(Extracted records)

"""

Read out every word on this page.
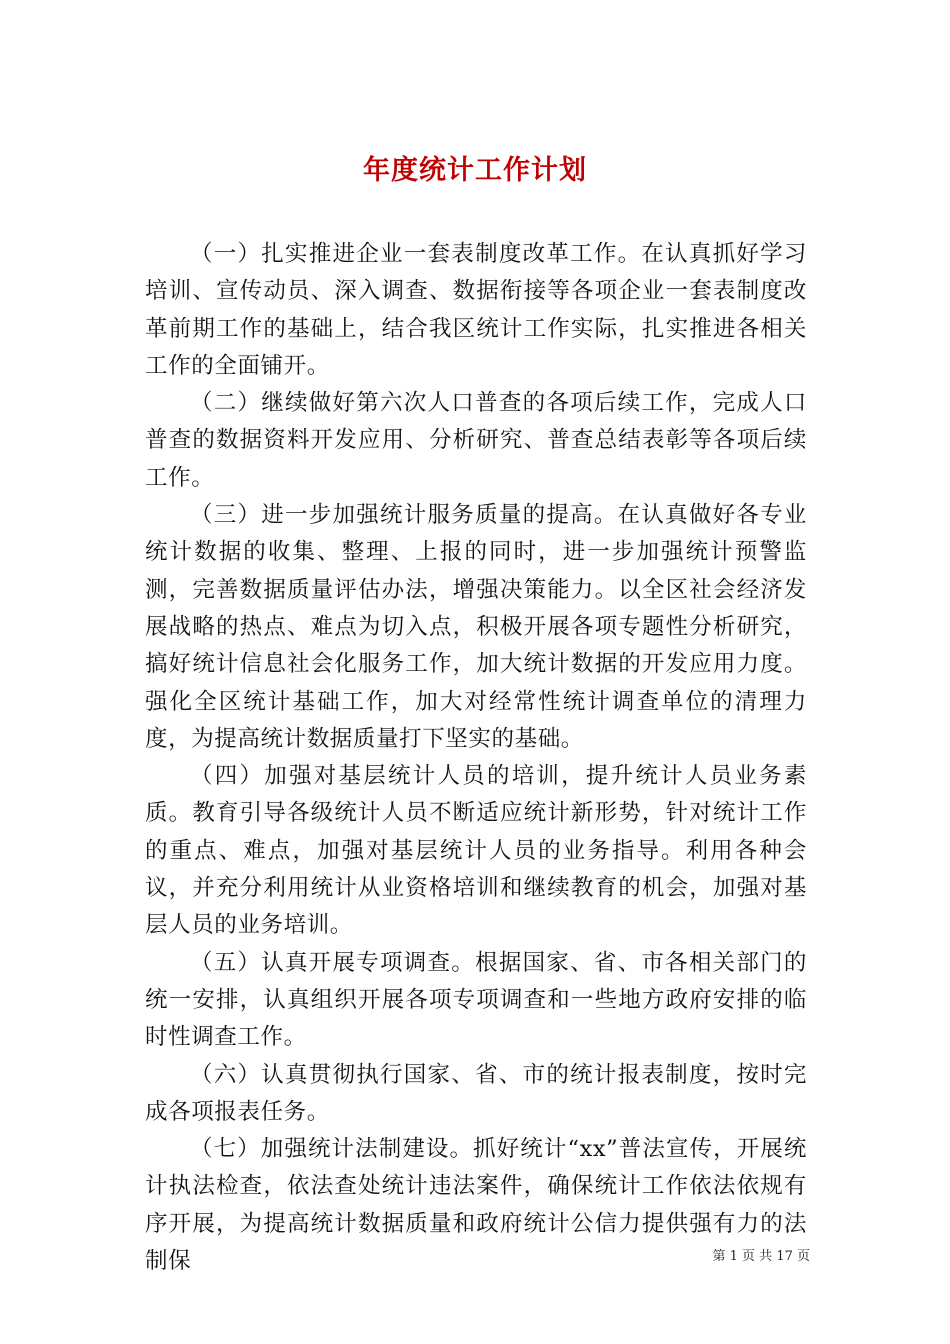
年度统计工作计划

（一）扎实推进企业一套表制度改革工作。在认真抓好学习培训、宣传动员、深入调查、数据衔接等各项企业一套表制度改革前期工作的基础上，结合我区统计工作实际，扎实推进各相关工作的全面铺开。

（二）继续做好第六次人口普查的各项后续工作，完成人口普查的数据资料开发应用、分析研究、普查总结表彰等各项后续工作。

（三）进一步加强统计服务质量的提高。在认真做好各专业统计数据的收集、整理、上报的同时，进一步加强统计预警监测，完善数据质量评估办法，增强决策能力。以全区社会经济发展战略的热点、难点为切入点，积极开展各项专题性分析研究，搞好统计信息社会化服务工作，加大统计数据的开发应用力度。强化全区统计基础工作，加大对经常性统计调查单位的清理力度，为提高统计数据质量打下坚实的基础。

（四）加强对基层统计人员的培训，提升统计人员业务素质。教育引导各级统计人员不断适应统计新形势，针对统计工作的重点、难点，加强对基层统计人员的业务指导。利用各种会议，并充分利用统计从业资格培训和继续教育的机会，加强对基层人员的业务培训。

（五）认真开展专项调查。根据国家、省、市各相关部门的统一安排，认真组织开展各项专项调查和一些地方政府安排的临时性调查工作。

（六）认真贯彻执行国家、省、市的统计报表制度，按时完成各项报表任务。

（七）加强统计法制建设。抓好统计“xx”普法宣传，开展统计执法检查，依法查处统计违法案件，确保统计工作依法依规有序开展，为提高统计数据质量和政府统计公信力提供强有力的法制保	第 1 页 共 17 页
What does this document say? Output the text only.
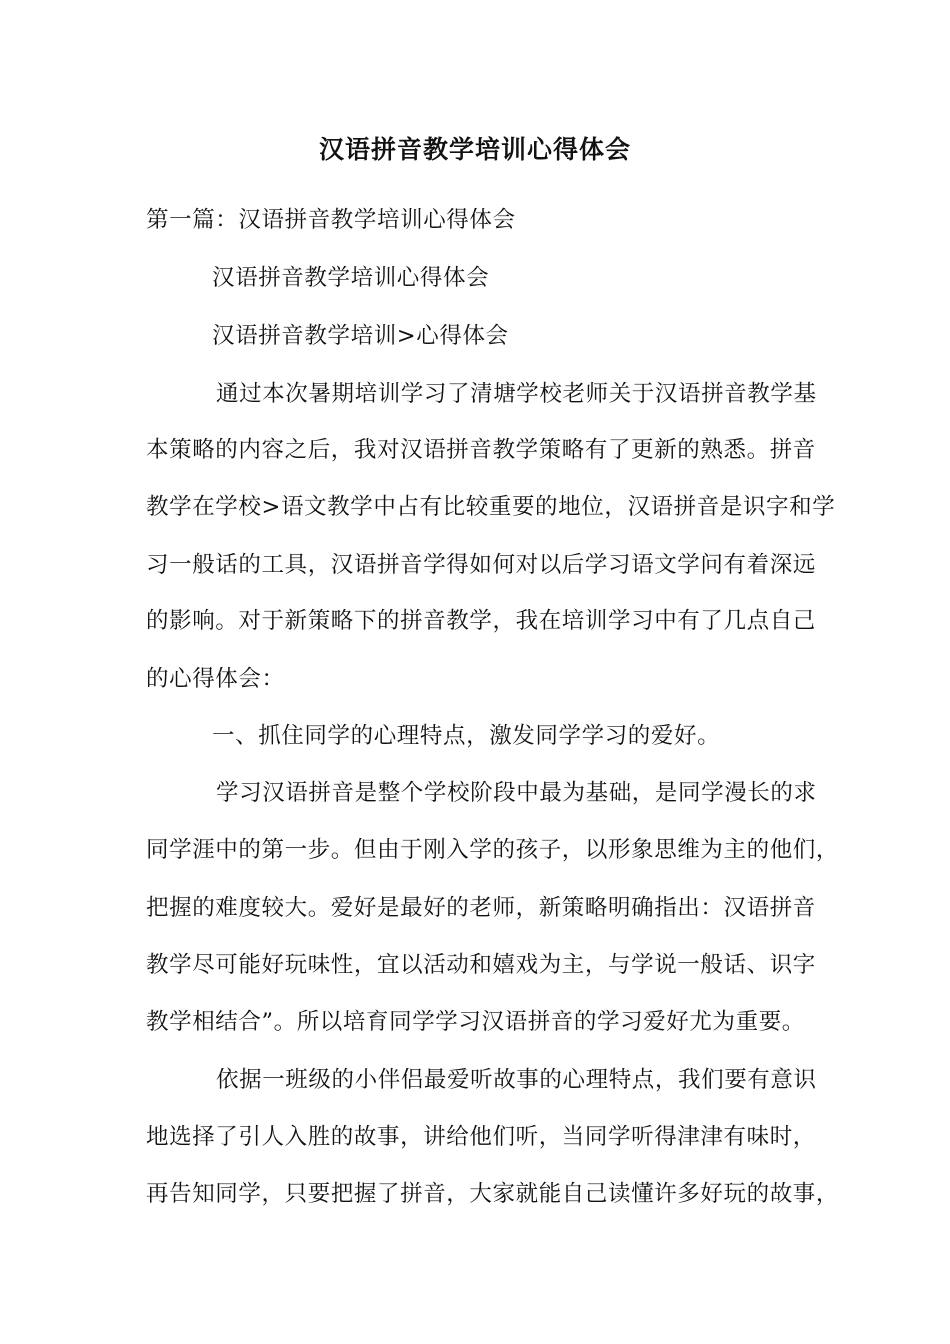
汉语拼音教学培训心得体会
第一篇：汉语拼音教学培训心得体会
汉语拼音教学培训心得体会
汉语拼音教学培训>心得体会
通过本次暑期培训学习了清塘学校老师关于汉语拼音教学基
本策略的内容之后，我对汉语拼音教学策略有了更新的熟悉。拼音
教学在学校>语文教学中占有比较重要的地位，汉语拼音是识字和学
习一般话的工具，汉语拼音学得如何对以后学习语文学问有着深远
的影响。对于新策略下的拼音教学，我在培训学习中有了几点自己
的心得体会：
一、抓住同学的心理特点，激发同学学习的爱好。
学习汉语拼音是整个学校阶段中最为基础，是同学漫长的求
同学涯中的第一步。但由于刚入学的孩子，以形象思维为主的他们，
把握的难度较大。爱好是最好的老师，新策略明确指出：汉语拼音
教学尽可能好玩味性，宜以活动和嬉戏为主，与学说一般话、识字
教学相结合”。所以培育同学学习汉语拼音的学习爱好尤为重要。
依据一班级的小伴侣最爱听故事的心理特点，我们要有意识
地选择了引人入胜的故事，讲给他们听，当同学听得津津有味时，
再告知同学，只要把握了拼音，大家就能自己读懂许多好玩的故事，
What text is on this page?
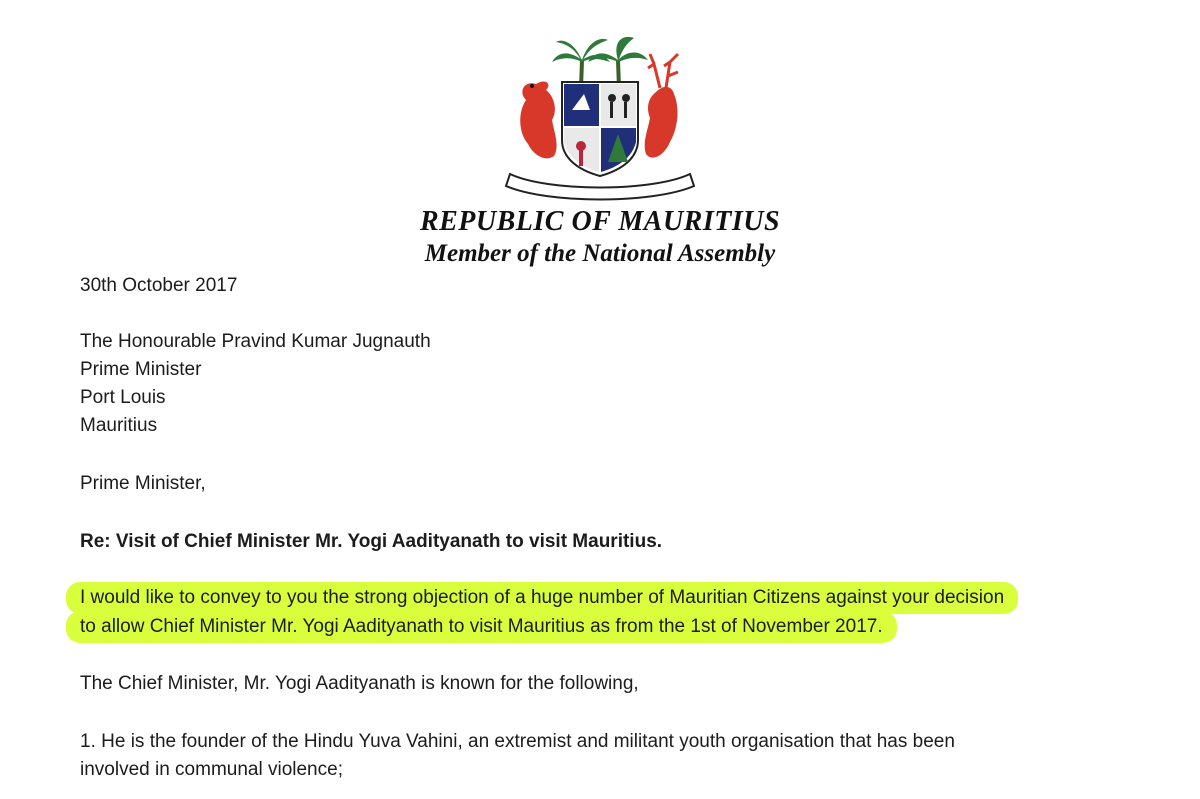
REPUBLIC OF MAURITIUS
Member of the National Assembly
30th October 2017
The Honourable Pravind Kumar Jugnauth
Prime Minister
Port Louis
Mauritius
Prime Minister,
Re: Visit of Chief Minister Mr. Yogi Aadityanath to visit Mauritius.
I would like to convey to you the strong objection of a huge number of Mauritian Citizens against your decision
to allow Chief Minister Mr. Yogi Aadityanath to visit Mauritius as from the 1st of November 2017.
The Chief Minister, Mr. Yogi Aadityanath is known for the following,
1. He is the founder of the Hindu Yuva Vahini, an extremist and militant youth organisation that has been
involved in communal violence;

"""

• **The task**: Print the complete listing exactly as it stands, without its pictures.

• **Finished exercise**:
Read out every word on this page.
年度统计工作计划

（一）扎实推进企业一套表制度改革工作。在认真抓好学习培训、宣传动员、深入调查、数据衔接等各项企业一套表制度改革前期工作的基础上，结合我区统计工作实际，扎实推进各相关工作的全面铺开。

（二）继续做好第六次人口普查的各项后续工作，完成人口普查的数据资料开发应用、分析研究、普查总结表彰等各项后续工作。

（三）进一步加强统计服务质量的提高。在认真做好各专业统计数据的收集、整理、上报的同时，进一步加强统计预警监测，完善数据质量评估办法，增强决策能力。以全区社会经济发展战略的热点、难点为切入点，积极开展各项专题性分析研究，搞好统计信息社会化服务工作，加大统计数据的开发应用力度。强化全区统计基础工作，加大对经常性统计调查单位的清理力度，为提高统计数据质量打下坚实的基础。

（四）加强对基层统计人员的培训，提升统计人员业务素质。教育引导各级统计人员不断适应统计新形势，针对统计工作的重点、难点，加强对基层统计人员的业务指导。利用各种会议，并充分利用统计从业资格培训和继续教育的机会，加强对基层人员的业务培训。

（五）认真开展专项调查。根据国家、省、市各相关部门的统一安排，认真组织开展各项专项调查和一些地方政府安排的临时性调查工作。

（六）认真贯彻执行国家、省、市的统计报表制度，按时完成各项报表任务。

（七）加强统计法制建设。抓好统计“xx”普法宣传，开展统计执法检查，依法查处统计违法案件，确保统计工作依法依规有序开展，为提高统计数据质量和政府统计公信力提供强有力的法制保	第 1 页 共 17 页
What does this document say? Output the text only.
汉语拼音教学培训心得体会
第一篇：汉语拼音教学培训心得体会
汉语拼音教学培训心得体会
汉语拼音教学培训>心得体会
通过本次暑期培训学习了清塘学校老师关于汉语拼音教学基
本策略的内容之后，我对汉语拼音教学策略有了更新的熟悉。拼音
教学在学校>语文教学中占有比较重要的地位，汉语拼音是识字和学
习一般话的工具，汉语拼音学得如何对以后学习语文学问有着深远
的影响。对于新策略下的拼音教学，我在培训学习中有了几点自己
的心得体会：
一、抓住同学的心理特点，激发同学学习的爱好。
学习汉语拼音是整个学校阶段中最为基础，是同学漫长的求
同学涯中的第一步。但由于刚入学的孩子，以形象思维为主的他们，
把握的难度较大。爱好是最好的老师，新策略明确指出：汉语拼音
教学尽可能好玩味性，宜以活动和嬉戏为主，与学说一般话、识字
教学相结合”。所以培育同学学习汉语拼音的学习爱好尤为重要。
依据一班级的小伴侣最爱听故事的心理特点，我们要有意识
地选择了引人入胜的故事，讲给他们听，当同学听得津津有味时，
再告知同学，只要把握了拼音，大家就能自己读懂许多好玩的故事，
What text is on this page?
REPUBLIC OF MAURITIUS
Member of the National Assembly
30th October 2017
The Honourable Pravind Kumar Jugnauth
Prime Minister
Port Louis
Mauritius
Prime Minister,
Re: Visit of Chief Minister Mr. Yogi Aadityanath to visit Mauritius.
I would like to convey to you the strong objection of a huge number of Mauritian Citizens against your decision
to allow Chief Minister Mr. Yogi Aadityanath to visit Mauritius as from the 1st of November 2017.
The Chief Minister, Mr. Yogi Aadityanath is known for the following,
1. He is the founder of the Hindu Yuva Vahini, an extremist and militant youth organisation that has been
involved in communal violence;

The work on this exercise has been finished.